Sprengen mit Rammstein, Schwimmen mit Bob

von Andreas Jüttner

Heidelberg, 12. Mai 2007. "Fang mit einem Erdbeben an und steigere dich dann stetig." Dieses Prinzip gilt nicht nur für das Krawallkino von Jerry Bruckheimer, für das es erfunden wurde. Es funktioniert auch mit rumänischem Powertheater.

Sogar besser: Da wird man als Zuschauer nämlich nicht zugeballert, sondern man hebt mit den Akteuren ab – wie bei Radu Alexandru Nicas Inszenierung von Fritz Katers "zeit zu lieben, zeit zu sterben", mit der das Teatrul National Radu Stanca aus Sibiu beim Heidelberger Stückemarkt gastierte.

In den ersten vier Minuten wird gleich die Historie weggesprengt: Vorhang auf, Musik an, Video ab. Zu stampfendem Rammstein-Rock zucken Filmbilder von Arbeitern, Paraden, Panzern und Politikern, hier winkt Ceaucescu, dort mahnt Gorbi, und immer wieder fliegt alles wuchtig in die Luft. Der Schnitt zu lustigen Zeichentrickmännlein lenkt den Blick aufs Private, und dann wird der kindliche Spaß des Cartoons mit groovegenauen Schnitten überlagert von Warenmarken. So werden Heranwachsen und Ostalgie in einem Aufwasch erledigt, und wenn der Vorhang danach wieder zufährt, glaubt man, noch knackiger könnte es nicht werden. Irrtum. 

Pas de deux der verpassten Chancen 

Schon die darauf folgende Chorsequenz in einer Art Schuluniform ist ein Musterbeispiel gewitzter Choreografie: Die Biografiefetzen, mit denen Katers Figuren hier am Beispiel von Ostpubertäten Zwänge und Lust der Jugendzeit heraufbeschwören, werden gemeinsam hervorgesprudelt, jeder Name bekommt eine chorische gestische Untermalung und doch sind die Textelemente so geschickt verteilt, dass jede Figur ein individuelles Gesicht bekommt. So schließt man die ganze Bagage zwischen Klassenfahrt, Entjungferung, Komasaufen und Selbstmord richtig ins Herz. Zumal sie den Text deutlich gekürzt hat, was das hektische Mitlesen der Übertitel im Rahmen hält.

* _Aufgaben_
**1)** Schreib aus der Theaterkritik den Abschnitt von „In den ersten“ bis einschließlich „nicht werden. Irrtum.“ wortgetreu ab.
**2)** Tausche in den Zeilen der bereitgestellten Daten vom Anfang bis einschließlich der Zeile mit „1752, 827, 1824]“ das Wort „battery-icon“ gegen „battery-symbol“ aus. Gib nur diese Zeilen wieder und lass sonst alles unverändert.

* _Bereitgestellte Daten_
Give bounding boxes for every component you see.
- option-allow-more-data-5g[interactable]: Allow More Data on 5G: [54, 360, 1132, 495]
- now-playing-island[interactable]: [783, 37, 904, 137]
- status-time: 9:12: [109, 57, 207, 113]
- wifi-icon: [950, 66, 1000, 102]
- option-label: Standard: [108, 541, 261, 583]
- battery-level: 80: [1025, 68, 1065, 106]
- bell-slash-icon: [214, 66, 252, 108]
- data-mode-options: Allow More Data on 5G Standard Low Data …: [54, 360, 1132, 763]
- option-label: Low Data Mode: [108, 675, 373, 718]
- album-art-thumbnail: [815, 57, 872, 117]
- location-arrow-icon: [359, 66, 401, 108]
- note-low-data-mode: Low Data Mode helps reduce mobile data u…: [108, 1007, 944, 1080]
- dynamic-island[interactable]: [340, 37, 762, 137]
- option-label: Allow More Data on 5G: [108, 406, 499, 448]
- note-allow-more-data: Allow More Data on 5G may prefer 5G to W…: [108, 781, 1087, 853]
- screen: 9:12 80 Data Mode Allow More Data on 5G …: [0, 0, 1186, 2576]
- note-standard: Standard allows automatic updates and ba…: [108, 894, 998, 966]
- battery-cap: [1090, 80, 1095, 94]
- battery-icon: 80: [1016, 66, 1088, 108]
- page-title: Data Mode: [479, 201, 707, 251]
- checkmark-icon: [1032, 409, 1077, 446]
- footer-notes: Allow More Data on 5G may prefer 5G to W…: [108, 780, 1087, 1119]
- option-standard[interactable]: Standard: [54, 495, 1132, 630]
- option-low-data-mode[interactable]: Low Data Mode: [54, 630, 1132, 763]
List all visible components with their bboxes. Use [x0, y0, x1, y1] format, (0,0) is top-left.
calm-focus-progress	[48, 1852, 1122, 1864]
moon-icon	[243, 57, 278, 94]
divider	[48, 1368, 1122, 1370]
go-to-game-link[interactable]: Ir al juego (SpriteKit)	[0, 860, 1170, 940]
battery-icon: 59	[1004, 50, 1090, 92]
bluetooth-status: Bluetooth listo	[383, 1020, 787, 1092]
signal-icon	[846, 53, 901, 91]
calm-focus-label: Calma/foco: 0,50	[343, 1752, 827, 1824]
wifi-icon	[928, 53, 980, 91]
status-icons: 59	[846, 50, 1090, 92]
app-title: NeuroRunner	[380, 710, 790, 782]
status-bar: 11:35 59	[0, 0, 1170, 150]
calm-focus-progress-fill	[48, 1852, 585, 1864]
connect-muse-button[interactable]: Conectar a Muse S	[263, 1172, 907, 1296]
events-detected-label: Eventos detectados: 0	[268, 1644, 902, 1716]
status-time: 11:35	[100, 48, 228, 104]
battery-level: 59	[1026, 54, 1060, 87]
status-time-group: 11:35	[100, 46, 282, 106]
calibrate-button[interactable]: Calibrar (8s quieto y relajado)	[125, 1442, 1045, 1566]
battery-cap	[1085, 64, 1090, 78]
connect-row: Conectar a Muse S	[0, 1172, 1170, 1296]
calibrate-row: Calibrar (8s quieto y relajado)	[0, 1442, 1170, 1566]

* _Ergebnisse_
**1)**
In den ersten vier Minuten wird gleich die Historie weggesprengt: Vorhang auf, Musik an, Video ab. Zu stampfendem Rammstein-Rock zucken Filmbilder von Arbeitern, Paraden, Panzern und Politikern, hier winkt Ceaucescu, dort mahnt Gorbi, und immer wieder fliegt alles wuchtig in die Luft. Der Schnitt zu lustigen Zeichentrickmännlein lenkt den Blick aufs Private, und dann wird der kindliche Spaß des Cartoons mit groovegenauen Schnitten überlagert von Warenmarken. So werden Heranwachsen und Ostalgie in einem Aufwasch erledigt, und wenn der Vorhang danach wieder zufährt, glaubt man, noch knackiger könnte es nicht werden. Irrtum.

**2)**
Give bounding boxes for every component you see.
- option-allow-more-data-5g[interactable]: Allow More Data on 5G: [54, 360, 1132, 495]
- now-playing-island[interactable]: [783, 37, 904, 137]
- status-time: 9:12: [109, 57, 207, 113]
- wifi-icon: [950, 66, 1000, 102]
- option-label: Standard: [108, 541, 261, 583]
- battery-level: 80: [1025, 68, 1065, 106]
- bell-slash-icon: [214, 66, 252, 108]
- data-mode-options: Allow More Data on 5G Standard Low Data …: [54, 360, 1132, 763]
- option-label: Low Data Mode: [108, 675, 373, 718]
- album-art-thumbnail: [815, 57, 872, 117]
- location-arrow-icon: [359, 66, 401, 108]
- note-low-data-mode: Low Data Mode helps reduce mobile data u…: [108, 1007, 944, 1080]
- dynamic-island[interactable]: [340, 37, 762, 137]
- option-label: Allow More Data on 5G: [108, 406, 499, 448]
- note-allow-more-data: Allow More Data on 5G may prefer 5G to W…: [108, 781, 1087, 853]
- screen: 9:12 80 Data Mode Allow More Data on 5G …: [0, 0, 1186, 2576]
- note-standard: Standard allows automatic updates and ba…: [108, 894, 998, 966]
- battery-cap: [1090, 80, 1095, 94]
- battery-symbol: 80: [1016, 66, 1088, 108]
- page-title: Data Mode: [479, 201, 707, 251]
- checkmark-icon: [1032, 409, 1077, 446]
- footer-notes: Allow More Data on 5G may prefer 5G to W…: [108, 780, 1087, 1119]
- option-standard[interactable]: Standard: [54, 495, 1132, 630]
- option-low-data-mode[interactable]: Low Data Mode: [54, 630, 1132, 763]
List all visible components with their bboxes. Use [x0, y0, x1, y1] format, (0,0) is top-left.
calm-focus-progress	[48, 1852, 1122, 1864]
moon-icon	[243, 57, 278, 94]
divider	[48, 1368, 1122, 1370]
go-to-game-link[interactable]: Ir al juego (SpriteKit)	[0, 860, 1170, 940]
battery-symbol: 59	[1004, 50, 1090, 92]
bluetooth-status: Bluetooth listo	[383, 1020, 787, 1092]
signal-icon	[846, 53, 901, 91]
calm-focus-label: Calma/foco: 0,50	[343, 1752, 827, 1824]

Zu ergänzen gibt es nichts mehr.